- **Problem tanımı**: "list each element" ifadesinin geçtiği satırdan "bar [310, 103, 452, 137]" ifadesinin geçtiği satıra kadar olan satırları (iki uç da dahil) her satıra bir dize düşecek biçimde bir JSON dize listesine çevirin. Boş satırları atlayın, resmi yanıta almayın.
━━━━━ Ham kayıtlar ━━━━━
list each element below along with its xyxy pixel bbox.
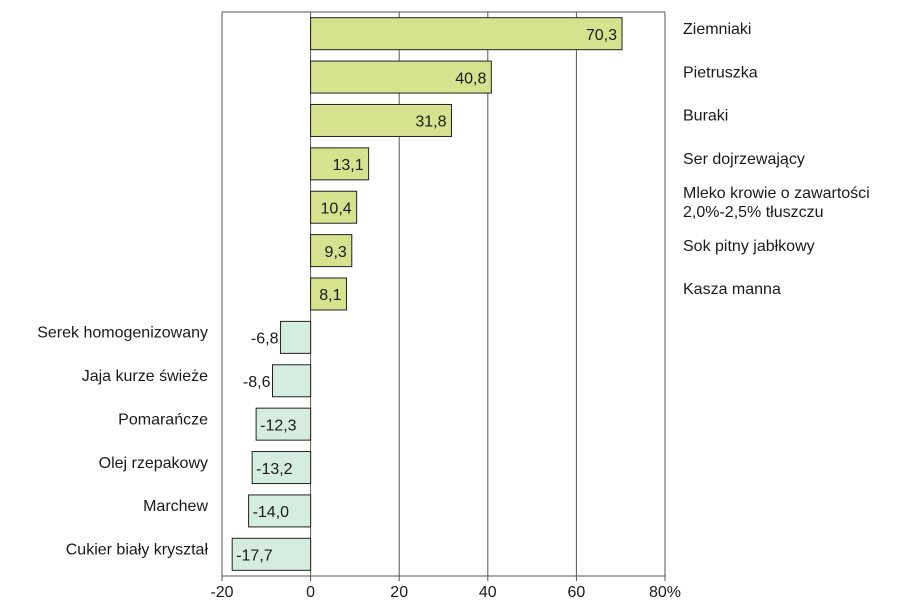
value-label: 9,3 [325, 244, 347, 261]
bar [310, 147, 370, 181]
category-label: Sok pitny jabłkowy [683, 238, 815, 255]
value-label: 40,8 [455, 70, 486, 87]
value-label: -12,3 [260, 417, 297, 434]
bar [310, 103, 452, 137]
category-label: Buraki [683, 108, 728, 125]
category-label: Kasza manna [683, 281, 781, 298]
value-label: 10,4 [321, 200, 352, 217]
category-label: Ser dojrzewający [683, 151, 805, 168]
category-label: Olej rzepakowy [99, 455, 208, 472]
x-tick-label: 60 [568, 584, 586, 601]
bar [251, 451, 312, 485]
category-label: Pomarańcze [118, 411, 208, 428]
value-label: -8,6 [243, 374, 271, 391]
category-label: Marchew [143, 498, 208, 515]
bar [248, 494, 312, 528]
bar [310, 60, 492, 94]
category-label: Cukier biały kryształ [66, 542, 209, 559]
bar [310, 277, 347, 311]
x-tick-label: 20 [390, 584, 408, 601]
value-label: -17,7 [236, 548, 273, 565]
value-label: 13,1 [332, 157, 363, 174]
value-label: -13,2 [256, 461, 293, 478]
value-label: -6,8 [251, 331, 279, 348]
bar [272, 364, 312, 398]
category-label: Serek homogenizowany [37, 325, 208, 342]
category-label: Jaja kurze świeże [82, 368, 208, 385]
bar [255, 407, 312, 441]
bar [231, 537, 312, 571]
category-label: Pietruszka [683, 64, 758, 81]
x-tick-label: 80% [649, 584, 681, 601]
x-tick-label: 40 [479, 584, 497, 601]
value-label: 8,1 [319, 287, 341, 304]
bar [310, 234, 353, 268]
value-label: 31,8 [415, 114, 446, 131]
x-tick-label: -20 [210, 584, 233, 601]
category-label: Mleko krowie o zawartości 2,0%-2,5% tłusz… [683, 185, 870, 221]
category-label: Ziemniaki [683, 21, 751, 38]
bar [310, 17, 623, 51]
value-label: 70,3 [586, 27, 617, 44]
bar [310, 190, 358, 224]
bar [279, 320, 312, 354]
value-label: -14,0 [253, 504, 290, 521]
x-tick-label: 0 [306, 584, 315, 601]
━━━━━
━━━━━ Ham kayıtlar ━━━━━
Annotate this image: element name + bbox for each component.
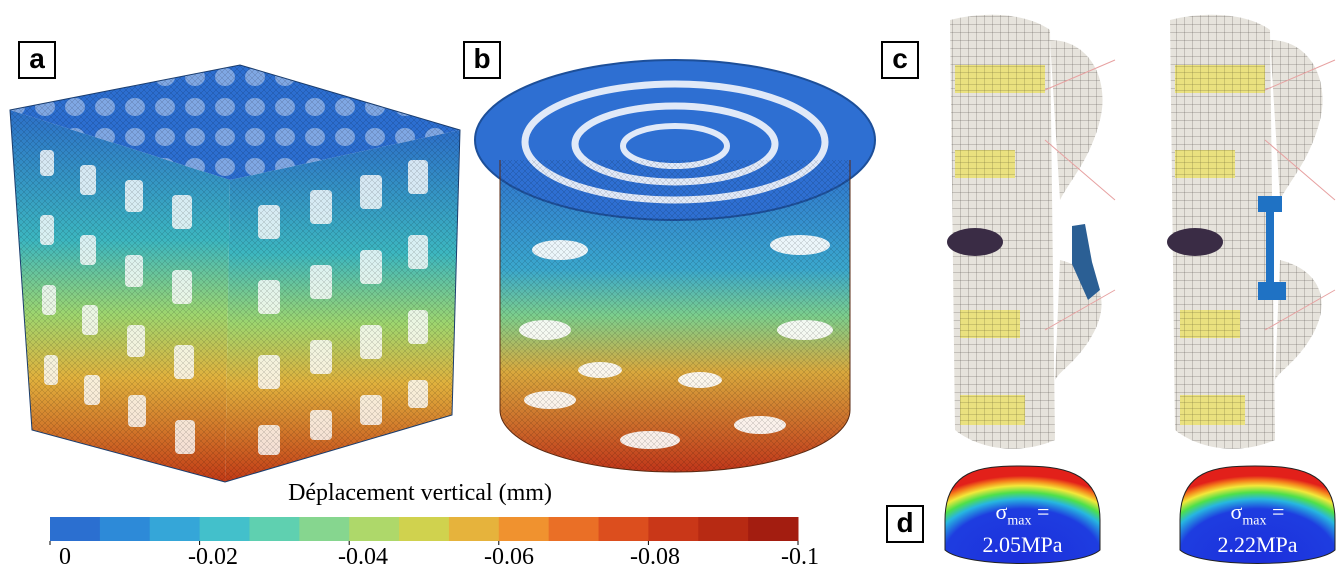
━━━━━
- **Alıştırmanın sonucu**:
[
  "list each element below along with its xyxy pixel bbox.",
  "value-label: 9,3 [325, 244, 347, 261]",
  "bar [310, 147, 370, 181]",
  "category-label: Sok pitny jabłkowy [683, 238, 815, 255]",
  "value-label: 40,8 [455, 70, 486, 87]",
  "value-label: -12,3 [260, 417, 297, 434]",
  "bar [310, 103, 452, 137]"
]